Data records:
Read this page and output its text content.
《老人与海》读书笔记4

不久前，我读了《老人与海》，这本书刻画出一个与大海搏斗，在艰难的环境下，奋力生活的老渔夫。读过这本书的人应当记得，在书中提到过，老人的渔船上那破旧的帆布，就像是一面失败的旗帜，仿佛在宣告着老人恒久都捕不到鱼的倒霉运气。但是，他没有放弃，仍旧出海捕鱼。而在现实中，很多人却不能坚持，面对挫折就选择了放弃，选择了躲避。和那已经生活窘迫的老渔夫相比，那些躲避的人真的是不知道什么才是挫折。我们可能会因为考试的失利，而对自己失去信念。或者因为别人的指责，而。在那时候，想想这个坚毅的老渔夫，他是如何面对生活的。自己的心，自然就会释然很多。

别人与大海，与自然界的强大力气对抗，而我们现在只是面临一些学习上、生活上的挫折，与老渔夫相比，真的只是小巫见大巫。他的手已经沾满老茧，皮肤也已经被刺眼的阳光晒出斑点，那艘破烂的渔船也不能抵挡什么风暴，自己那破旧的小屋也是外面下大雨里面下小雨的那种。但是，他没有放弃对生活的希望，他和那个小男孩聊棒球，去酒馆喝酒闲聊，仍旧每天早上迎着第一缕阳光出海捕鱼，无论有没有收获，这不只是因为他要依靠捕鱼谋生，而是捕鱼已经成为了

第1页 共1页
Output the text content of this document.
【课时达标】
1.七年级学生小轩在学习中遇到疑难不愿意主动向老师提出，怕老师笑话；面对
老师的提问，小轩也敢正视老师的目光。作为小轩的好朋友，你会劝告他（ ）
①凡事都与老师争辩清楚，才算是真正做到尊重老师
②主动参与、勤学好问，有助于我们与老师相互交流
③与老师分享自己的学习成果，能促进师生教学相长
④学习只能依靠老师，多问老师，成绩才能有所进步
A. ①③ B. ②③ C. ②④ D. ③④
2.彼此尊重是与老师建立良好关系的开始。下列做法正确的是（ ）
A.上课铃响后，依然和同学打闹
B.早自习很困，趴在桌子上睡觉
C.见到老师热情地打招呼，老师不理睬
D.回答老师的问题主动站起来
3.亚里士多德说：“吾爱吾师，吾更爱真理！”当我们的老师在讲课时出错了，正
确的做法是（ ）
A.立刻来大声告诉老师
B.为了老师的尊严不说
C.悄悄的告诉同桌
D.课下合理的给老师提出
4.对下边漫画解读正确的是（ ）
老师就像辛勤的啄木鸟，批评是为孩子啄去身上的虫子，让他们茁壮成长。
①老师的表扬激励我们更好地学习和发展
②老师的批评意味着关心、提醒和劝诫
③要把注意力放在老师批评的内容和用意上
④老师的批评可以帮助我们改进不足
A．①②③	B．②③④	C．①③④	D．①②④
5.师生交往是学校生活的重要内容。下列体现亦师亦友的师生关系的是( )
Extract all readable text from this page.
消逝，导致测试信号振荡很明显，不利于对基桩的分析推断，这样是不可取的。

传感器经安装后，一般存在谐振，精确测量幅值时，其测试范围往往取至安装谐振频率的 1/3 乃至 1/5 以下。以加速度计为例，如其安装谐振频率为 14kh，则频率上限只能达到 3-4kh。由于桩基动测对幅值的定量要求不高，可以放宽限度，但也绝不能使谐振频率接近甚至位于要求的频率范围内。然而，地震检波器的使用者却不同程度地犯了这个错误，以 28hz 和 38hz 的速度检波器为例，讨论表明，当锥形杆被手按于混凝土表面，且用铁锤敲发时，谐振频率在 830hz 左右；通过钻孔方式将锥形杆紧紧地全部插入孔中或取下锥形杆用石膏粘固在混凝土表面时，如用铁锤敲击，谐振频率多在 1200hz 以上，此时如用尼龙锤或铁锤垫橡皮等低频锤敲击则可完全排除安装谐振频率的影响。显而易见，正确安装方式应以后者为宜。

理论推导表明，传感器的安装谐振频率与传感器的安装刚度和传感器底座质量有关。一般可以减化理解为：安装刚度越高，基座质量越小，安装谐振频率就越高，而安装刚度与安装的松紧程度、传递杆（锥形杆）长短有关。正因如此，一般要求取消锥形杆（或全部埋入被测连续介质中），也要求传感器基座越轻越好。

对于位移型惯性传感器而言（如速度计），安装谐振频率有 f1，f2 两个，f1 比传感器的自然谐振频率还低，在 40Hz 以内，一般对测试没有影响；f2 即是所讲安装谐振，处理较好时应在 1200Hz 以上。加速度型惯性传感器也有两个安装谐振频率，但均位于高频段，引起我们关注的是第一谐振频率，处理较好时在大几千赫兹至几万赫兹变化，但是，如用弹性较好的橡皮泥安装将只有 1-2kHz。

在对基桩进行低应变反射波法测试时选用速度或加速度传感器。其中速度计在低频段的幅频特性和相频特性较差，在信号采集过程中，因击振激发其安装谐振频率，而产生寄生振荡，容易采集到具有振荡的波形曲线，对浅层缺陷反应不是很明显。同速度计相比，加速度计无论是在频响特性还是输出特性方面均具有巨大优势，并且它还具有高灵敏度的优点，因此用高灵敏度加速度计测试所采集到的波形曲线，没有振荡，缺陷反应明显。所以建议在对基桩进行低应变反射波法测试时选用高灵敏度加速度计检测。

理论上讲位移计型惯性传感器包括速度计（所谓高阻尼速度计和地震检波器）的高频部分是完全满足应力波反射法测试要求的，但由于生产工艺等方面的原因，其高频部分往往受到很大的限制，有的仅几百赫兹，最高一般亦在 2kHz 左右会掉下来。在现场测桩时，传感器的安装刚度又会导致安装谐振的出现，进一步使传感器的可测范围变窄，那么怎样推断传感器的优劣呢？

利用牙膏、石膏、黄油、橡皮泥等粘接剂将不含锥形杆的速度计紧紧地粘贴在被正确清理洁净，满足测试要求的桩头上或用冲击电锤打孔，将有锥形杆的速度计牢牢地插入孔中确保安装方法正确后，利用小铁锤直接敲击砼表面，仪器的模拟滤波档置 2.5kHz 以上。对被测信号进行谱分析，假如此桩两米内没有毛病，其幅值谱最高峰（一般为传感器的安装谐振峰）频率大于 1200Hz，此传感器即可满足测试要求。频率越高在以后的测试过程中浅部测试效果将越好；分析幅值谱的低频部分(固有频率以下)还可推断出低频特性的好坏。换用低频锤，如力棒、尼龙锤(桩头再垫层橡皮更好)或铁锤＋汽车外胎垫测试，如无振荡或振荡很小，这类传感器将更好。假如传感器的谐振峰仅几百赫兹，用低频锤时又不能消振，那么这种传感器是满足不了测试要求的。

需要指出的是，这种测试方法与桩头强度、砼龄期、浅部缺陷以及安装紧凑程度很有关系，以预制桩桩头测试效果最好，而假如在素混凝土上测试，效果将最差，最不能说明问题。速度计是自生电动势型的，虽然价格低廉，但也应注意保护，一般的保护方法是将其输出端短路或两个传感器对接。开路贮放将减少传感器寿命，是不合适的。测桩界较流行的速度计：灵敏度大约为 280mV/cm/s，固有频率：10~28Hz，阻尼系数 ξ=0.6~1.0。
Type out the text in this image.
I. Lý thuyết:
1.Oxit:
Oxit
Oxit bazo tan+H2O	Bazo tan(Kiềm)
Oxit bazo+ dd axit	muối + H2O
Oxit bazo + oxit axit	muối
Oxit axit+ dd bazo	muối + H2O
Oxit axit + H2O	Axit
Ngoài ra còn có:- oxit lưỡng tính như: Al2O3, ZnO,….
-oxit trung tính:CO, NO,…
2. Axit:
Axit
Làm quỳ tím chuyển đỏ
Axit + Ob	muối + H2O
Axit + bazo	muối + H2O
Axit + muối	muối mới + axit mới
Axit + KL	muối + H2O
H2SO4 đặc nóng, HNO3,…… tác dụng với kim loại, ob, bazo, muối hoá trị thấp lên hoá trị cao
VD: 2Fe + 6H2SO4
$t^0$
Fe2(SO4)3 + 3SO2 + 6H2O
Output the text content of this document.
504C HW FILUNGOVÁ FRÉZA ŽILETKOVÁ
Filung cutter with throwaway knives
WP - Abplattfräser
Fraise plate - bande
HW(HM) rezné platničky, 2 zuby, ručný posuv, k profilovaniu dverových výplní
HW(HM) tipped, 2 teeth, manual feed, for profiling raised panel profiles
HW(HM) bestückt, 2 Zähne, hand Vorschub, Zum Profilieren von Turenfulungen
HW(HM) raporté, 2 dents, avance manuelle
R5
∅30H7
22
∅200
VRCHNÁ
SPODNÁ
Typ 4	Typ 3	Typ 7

◆ Work to be completed: Copy only this span: the line that contains "Type out the text in this image.", the last line, and every line between them.

◆ Answer to the exercise:
Type out the text in this image.
I. Lý thuyết:
1.Oxit:
Oxit
Oxit bazo tan+H2O	Bazo tan(Kiềm)
Oxit bazo+ dd axit	muối + H2O
Oxit bazo + oxit axit	muối
Oxit axit+ dd bazo	muối + H2O
Oxit axit + H2O	Axit
Ngoài ra còn có:- oxit lưỡng tính như: Al2O3, ZnO,….
-oxit trung tính:CO, NO,…
2. Axit:
Axit
Làm quỳ tím chuyển đỏ
Axit + Ob	muối + H2O
Axit + bazo	muối + H2O
Axit + muối	muối mới + axit mới
Axit + KL	muối + H2O
H2SO4 đặc nóng, HNO3,…… tác dụng với kim loại, ob, bazo, muối hoá trị thấp lên hoá trị cao
VD: 2Fe + 6H2SO4
$t^0$
Fe2(SO4)3 + 3SO2 + 6H2O
Output the text content of this document.
504C HW FILUNGOVÁ FRÉZA ŽILETKOVÁ
Filung cutter with throwaway knives
WP - Abplattfräser
Fraise plate - bande
HW(HM) rezné platničky, 2 zuby, ručný posuv, k profilovaniu dverových výplní
HW(HM) tipped, 2 teeth, manual feed, for profiling raised panel profiles
HW(HM) bestückt, 2 Zähne, hand Vorschub, Zum Profilieren von Turenfulungen
HW(HM) raporté, 2 dents, avance manuelle
R5
∅30H7
22
∅200
VRCHNÁ
SPODNÁ
Typ 4	Typ 3	Typ 7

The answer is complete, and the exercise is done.